━━━━━ Material for the task

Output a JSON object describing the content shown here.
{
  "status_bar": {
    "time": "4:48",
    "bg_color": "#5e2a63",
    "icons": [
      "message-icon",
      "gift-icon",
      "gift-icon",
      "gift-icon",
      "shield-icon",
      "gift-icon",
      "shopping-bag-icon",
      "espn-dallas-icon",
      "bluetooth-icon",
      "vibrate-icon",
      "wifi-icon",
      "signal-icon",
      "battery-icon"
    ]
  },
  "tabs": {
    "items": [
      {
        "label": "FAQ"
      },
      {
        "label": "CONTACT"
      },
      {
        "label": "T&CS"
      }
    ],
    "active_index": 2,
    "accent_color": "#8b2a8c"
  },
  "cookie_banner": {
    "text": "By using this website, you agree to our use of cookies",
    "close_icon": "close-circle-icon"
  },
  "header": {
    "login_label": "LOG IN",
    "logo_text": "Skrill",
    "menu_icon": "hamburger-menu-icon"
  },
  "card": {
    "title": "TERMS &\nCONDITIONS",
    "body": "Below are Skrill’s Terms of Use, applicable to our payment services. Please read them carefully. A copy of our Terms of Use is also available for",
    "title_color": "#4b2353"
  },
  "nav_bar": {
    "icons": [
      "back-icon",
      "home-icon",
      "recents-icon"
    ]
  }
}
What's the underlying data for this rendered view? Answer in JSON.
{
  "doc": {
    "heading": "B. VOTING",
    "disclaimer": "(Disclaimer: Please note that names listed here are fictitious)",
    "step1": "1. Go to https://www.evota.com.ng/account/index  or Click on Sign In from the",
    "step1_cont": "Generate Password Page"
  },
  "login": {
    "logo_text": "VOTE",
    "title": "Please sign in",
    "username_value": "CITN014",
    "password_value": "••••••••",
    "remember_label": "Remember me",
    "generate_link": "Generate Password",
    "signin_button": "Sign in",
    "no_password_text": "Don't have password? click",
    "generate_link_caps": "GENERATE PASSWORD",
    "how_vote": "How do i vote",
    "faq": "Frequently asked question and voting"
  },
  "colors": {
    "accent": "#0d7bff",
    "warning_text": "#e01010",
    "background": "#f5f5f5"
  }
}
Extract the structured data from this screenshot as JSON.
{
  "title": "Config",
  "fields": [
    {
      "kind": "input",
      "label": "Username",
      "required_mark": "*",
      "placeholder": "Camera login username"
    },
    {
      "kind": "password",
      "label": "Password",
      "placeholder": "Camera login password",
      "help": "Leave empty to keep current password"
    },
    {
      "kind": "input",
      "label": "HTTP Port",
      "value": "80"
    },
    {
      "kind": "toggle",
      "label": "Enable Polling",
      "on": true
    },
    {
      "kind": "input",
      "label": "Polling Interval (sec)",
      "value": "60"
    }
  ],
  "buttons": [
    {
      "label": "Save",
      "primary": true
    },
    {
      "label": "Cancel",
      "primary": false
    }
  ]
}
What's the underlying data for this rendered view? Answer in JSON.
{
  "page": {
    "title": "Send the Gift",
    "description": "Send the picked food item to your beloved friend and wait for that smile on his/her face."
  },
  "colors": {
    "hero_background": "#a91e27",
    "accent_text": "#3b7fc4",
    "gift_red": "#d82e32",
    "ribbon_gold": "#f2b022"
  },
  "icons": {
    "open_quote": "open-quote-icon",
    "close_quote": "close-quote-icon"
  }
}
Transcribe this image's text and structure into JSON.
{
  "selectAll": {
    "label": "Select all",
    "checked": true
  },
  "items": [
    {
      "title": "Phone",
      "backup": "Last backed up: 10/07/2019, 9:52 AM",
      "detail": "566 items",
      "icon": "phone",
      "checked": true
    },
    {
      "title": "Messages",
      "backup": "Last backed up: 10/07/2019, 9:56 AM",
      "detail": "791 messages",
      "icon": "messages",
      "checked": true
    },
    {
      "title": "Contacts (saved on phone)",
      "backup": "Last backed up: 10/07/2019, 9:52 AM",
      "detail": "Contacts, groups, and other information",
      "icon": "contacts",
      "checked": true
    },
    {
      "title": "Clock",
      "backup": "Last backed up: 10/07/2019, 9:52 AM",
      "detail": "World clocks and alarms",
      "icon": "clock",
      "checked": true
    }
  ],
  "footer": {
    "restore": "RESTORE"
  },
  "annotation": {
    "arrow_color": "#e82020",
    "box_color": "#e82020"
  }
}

━━━━━━━━━━

• **Set problem**: Report every line in the data above in which the word "from" appears.

• **Full output**:
    "step1": "1. Go to https://www.evota.com.ng/account/index  or Click on Sign In from the",
Extract the structured data from this screenshot as JSON.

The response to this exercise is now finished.